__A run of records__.
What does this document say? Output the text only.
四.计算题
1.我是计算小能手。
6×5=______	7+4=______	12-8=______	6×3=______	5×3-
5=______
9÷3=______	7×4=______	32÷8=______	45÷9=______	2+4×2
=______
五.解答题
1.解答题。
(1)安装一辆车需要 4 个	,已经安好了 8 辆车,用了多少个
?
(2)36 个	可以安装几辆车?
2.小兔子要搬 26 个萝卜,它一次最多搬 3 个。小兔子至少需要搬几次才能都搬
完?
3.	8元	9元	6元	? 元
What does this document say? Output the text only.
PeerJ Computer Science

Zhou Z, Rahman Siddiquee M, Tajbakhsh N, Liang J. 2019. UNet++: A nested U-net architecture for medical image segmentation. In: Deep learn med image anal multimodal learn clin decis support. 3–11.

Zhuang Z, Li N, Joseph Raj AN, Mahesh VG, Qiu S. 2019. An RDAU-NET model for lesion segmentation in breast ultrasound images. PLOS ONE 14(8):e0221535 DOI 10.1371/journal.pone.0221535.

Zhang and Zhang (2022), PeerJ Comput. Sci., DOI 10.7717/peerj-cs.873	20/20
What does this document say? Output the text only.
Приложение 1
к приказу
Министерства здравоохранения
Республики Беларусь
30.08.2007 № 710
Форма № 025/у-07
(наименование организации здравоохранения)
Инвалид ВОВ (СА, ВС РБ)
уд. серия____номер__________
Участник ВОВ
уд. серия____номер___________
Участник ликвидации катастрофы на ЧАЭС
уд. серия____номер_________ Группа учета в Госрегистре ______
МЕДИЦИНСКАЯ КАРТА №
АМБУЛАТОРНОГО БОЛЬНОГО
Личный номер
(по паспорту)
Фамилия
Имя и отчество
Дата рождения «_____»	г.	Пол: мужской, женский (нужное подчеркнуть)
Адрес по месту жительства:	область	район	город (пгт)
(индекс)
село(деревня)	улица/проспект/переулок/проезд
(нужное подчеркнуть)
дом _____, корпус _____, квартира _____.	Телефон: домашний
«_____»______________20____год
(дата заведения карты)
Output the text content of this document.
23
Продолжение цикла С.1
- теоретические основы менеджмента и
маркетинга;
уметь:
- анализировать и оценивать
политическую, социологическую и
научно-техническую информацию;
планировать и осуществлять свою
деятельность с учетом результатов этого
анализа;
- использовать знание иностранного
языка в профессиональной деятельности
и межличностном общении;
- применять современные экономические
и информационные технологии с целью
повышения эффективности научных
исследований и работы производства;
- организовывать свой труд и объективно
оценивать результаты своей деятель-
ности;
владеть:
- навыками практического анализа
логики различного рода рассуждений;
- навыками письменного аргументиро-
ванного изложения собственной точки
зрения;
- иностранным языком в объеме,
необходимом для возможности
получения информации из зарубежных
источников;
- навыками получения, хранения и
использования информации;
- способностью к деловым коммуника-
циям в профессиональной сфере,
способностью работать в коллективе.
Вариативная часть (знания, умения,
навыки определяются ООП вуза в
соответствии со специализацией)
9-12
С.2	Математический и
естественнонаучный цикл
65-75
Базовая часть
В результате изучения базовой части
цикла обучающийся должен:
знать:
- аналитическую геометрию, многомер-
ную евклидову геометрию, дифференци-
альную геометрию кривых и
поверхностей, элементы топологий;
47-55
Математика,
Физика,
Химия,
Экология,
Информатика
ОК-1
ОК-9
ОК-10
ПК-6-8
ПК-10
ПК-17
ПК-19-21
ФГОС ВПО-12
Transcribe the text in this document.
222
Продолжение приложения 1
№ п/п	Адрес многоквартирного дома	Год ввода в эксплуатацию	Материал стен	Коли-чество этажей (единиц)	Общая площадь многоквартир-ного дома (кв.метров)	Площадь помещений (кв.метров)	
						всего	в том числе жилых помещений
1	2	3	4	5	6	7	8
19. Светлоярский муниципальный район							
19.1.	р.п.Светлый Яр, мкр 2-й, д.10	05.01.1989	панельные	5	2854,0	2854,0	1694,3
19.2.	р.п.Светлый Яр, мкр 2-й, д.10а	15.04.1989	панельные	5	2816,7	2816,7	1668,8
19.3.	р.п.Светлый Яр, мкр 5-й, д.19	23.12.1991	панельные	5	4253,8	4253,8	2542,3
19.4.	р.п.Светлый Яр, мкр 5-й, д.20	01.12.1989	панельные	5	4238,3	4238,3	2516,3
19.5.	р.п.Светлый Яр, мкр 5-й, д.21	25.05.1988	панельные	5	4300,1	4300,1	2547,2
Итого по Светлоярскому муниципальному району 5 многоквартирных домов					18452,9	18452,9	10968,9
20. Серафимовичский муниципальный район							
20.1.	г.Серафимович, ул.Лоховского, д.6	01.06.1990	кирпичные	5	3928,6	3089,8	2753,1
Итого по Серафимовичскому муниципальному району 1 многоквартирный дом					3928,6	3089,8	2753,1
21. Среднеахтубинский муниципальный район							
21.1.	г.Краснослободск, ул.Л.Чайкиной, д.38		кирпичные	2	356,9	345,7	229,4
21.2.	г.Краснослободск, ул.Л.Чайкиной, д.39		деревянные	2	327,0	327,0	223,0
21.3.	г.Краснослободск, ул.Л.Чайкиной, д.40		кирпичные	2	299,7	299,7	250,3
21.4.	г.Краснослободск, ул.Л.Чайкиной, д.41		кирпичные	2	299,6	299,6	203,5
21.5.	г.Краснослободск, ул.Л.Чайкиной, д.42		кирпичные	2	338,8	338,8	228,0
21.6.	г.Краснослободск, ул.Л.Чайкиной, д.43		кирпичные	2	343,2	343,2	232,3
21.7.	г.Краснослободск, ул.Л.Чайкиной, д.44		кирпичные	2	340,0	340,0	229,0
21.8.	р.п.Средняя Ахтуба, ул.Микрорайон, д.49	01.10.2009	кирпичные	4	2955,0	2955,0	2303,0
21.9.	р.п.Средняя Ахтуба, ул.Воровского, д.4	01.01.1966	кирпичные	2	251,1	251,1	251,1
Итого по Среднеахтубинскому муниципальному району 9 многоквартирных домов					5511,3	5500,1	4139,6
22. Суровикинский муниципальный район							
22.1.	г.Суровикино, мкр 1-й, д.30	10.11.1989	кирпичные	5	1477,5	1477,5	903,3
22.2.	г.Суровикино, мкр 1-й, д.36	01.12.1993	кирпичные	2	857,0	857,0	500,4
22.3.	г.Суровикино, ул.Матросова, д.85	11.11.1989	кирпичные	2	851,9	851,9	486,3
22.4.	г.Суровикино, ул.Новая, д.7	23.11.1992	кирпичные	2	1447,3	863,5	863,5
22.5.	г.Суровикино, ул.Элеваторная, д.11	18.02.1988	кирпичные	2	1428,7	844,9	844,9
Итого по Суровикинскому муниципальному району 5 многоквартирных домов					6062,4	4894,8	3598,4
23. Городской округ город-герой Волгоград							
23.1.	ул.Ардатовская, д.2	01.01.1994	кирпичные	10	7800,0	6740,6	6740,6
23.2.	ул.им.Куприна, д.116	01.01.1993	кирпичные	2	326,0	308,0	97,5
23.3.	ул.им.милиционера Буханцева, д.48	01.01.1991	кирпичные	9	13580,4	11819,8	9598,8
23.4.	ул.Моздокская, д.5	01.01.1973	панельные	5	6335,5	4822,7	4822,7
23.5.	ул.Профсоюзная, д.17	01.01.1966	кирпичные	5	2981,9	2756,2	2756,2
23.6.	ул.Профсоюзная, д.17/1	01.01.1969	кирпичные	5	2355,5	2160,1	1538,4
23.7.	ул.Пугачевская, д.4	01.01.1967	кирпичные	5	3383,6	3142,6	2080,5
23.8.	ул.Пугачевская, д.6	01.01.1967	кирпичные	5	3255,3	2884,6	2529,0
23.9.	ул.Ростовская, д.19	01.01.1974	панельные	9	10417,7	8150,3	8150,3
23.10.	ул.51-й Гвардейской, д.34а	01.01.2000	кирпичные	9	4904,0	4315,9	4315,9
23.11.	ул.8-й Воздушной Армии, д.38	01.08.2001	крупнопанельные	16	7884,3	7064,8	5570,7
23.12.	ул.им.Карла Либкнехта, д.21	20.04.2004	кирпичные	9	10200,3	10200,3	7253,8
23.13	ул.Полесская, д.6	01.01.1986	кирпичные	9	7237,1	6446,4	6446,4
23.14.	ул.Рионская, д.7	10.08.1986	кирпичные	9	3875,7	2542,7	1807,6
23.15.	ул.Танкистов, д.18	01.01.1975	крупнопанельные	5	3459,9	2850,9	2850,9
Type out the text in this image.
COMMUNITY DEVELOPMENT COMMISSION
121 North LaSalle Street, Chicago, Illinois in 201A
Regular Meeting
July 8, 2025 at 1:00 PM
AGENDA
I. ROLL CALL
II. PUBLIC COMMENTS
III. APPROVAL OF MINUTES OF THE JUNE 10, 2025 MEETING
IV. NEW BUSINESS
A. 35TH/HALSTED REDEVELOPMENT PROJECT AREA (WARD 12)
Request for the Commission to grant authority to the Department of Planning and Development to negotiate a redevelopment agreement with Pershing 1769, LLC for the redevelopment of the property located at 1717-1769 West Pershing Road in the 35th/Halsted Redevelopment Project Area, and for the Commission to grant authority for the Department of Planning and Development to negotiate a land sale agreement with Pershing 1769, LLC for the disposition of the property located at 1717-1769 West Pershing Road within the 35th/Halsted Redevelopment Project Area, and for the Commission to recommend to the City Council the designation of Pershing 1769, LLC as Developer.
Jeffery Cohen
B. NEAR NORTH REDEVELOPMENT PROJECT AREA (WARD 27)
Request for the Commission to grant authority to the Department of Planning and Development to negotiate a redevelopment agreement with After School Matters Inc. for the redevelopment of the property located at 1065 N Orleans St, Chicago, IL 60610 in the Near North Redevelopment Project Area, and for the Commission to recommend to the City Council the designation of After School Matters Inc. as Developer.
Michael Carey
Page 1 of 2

__WHAT YOU NEED TO DO__. Take the line that contains "Type out the text in this image." and every line after it through the end of the listing above, and repeat them exactly.

__WRITTEN REPLY__.
Type out the text in this image.
COMMUNITY DEVELOPMENT COMMISSION
121 North LaSalle Street, Chicago, Illinois in 201A
Regular Meeting
July 8, 2025 at 1:00 PM
AGENDA
I. ROLL CALL
II. PUBLIC COMMENTS
III. APPROVAL OF MINUTES OF THE JUNE 10, 2025 MEETING
IV. NEW BUSINESS
A. 35TH/HALSTED REDEVELOPMENT PROJECT AREA (WARD 12)
Request for the Commission to grant authority to the Department of Planning and Development to negotiate a redevelopment agreement with Pershing 1769, LLC for the redevelopment of the property located at 1717-1769 West Pershing Road in the 35th/Halsted Redevelopment Project Area, and for the Commission to grant authority for the Department of Planning and Development to negotiate a land sale agreement with Pershing 1769, LLC for the disposition of the property located at 1717-1769 West Pershing Road within the 35th/Halsted Redevelopment Project Area, and for the Commission to recommend to the City Council the designation of Pershing 1769, LLC as Developer.
Jeffery Cohen
B. NEAR NORTH REDEVELOPMENT PROJECT AREA (WARD 27)
Request for the Commission to grant authority to the Department of Planning and Development to negotiate a redevelopment agreement with After School Matters Inc. for the redevelopment of the property located at 1065 N Orleans St, Chicago, IL 60610 in the Near North Redevelopment Project Area, and for the Commission to recommend to the City Council the designation of After School Matters Inc. as Developer.
Michael Carey
Page 1 of 2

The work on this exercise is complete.